> Your task: The exercise asks you to copy every line below in which "feedback" appears.

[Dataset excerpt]
::::

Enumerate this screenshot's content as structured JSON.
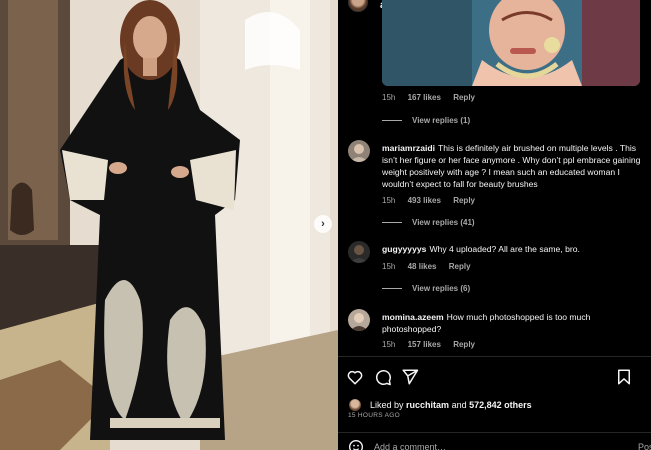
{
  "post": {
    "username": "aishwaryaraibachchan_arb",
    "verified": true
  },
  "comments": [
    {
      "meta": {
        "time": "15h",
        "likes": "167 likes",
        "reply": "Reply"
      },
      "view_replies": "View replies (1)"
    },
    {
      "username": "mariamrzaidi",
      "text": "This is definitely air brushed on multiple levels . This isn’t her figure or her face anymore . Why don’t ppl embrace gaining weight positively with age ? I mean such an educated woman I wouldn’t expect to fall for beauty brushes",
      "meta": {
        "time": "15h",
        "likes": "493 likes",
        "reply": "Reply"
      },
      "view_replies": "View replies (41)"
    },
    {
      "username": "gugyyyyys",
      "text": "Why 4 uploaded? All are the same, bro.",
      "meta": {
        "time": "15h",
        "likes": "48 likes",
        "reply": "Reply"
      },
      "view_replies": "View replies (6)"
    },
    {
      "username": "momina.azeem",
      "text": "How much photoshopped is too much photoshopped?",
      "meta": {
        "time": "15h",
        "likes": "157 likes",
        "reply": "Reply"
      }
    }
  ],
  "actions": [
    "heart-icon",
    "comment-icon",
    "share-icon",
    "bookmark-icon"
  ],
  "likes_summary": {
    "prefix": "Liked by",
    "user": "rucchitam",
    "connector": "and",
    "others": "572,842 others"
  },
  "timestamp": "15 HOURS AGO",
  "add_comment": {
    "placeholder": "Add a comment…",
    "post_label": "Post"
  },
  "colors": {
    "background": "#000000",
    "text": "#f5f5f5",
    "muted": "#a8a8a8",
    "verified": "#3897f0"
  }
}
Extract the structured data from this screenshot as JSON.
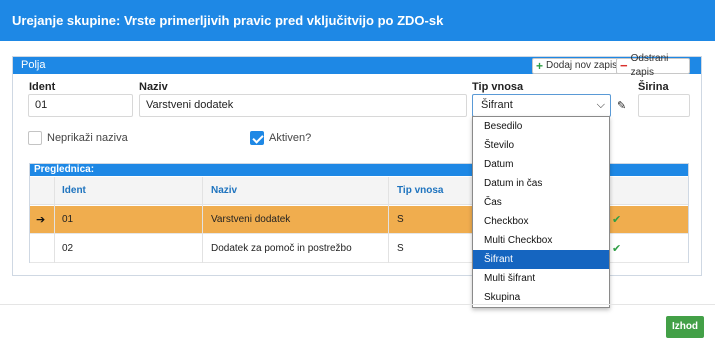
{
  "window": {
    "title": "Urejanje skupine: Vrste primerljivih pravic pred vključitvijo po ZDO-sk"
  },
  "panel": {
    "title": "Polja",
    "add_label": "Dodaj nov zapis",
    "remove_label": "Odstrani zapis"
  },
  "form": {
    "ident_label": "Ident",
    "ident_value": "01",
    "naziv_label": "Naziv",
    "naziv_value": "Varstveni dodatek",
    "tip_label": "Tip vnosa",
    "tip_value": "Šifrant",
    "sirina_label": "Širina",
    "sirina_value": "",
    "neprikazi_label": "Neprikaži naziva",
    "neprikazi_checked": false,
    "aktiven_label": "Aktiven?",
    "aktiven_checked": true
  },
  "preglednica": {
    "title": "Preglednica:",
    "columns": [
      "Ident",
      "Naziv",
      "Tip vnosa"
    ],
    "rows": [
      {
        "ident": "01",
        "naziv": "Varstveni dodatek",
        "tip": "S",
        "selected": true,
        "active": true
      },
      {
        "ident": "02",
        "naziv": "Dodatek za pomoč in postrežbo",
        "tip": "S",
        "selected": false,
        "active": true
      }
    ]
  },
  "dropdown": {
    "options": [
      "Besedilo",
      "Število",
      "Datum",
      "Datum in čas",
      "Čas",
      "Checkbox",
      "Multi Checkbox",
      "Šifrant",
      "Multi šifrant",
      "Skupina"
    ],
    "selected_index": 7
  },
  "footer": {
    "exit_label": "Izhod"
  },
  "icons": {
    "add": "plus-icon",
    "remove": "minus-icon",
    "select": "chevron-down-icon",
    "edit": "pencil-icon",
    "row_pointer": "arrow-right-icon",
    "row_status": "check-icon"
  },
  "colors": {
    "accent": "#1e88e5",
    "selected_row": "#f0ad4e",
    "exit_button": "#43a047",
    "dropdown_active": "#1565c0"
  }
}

::::

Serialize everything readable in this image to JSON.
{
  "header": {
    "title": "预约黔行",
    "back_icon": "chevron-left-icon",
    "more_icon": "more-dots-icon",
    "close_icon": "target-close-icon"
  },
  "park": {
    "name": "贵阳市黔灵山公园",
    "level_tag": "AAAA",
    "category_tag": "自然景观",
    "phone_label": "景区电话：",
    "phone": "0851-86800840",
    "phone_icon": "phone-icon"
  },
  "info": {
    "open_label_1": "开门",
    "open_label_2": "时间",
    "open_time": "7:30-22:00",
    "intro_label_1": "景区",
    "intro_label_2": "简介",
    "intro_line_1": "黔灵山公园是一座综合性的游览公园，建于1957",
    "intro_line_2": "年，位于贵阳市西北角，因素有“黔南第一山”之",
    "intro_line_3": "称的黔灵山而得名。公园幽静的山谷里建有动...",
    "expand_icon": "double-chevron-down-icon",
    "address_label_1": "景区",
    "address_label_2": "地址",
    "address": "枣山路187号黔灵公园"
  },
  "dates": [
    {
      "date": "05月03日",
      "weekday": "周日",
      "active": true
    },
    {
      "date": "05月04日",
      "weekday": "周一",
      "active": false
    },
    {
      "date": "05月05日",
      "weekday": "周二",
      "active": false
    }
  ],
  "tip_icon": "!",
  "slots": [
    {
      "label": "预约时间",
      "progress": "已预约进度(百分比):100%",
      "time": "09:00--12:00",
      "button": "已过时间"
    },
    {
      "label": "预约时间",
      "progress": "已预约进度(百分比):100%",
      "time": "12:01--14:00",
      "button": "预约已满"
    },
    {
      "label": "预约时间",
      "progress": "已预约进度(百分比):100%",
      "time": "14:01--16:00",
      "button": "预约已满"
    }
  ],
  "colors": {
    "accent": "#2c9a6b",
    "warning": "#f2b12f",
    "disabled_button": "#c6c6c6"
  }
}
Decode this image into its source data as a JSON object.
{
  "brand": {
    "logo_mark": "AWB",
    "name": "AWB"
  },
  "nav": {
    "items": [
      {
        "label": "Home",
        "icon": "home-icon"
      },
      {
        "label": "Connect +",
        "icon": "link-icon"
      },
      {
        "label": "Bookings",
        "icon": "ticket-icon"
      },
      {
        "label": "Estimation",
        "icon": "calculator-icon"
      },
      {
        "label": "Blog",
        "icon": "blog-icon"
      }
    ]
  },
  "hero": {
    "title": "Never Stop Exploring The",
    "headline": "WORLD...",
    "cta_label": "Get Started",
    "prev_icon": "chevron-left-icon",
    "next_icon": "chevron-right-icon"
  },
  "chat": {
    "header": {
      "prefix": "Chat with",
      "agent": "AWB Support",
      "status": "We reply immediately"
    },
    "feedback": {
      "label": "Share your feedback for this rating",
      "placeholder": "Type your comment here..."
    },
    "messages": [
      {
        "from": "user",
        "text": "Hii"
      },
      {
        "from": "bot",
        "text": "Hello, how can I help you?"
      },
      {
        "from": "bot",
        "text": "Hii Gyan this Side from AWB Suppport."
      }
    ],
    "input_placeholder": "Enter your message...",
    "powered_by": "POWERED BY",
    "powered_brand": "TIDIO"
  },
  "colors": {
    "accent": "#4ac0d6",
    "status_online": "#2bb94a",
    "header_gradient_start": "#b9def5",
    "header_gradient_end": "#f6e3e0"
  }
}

::::

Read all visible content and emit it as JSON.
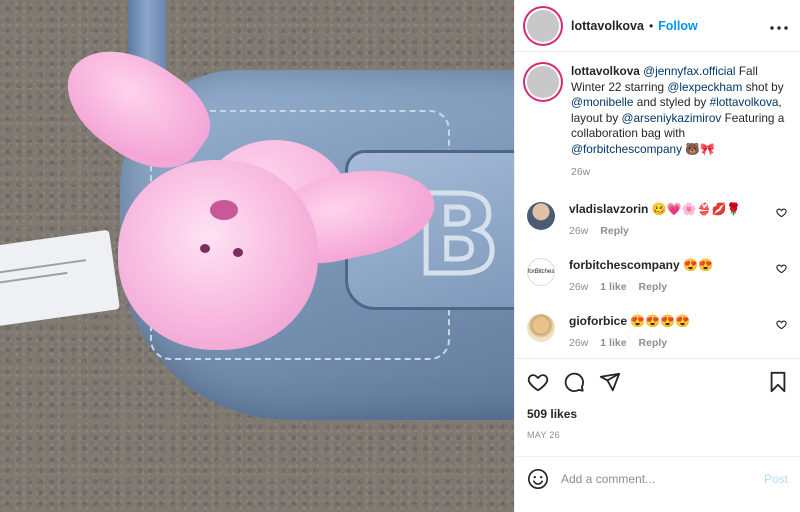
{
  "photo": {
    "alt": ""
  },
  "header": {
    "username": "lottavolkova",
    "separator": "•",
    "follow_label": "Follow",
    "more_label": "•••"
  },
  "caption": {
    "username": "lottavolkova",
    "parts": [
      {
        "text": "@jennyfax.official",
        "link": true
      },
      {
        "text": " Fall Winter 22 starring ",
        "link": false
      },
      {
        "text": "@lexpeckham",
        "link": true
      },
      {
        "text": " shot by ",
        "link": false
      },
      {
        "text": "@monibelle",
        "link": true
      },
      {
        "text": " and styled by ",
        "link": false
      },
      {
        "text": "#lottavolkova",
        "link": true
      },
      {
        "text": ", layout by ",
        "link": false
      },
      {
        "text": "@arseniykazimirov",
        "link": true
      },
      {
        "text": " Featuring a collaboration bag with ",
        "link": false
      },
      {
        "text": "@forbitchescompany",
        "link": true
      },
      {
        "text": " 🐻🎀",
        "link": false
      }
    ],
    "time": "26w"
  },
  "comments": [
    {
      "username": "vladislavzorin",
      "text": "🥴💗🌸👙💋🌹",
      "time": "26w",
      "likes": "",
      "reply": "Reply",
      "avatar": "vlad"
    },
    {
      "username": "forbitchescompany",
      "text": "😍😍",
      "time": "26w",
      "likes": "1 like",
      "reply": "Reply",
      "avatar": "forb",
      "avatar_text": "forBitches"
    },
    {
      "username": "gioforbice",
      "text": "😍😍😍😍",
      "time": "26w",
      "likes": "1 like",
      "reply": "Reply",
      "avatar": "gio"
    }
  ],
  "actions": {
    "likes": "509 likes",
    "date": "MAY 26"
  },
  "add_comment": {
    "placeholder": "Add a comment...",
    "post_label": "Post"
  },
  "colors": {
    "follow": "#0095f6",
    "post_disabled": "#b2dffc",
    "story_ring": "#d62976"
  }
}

::::

> Solution for this problem:
    "feedback": {
      "label": "Share your feedback for this rating",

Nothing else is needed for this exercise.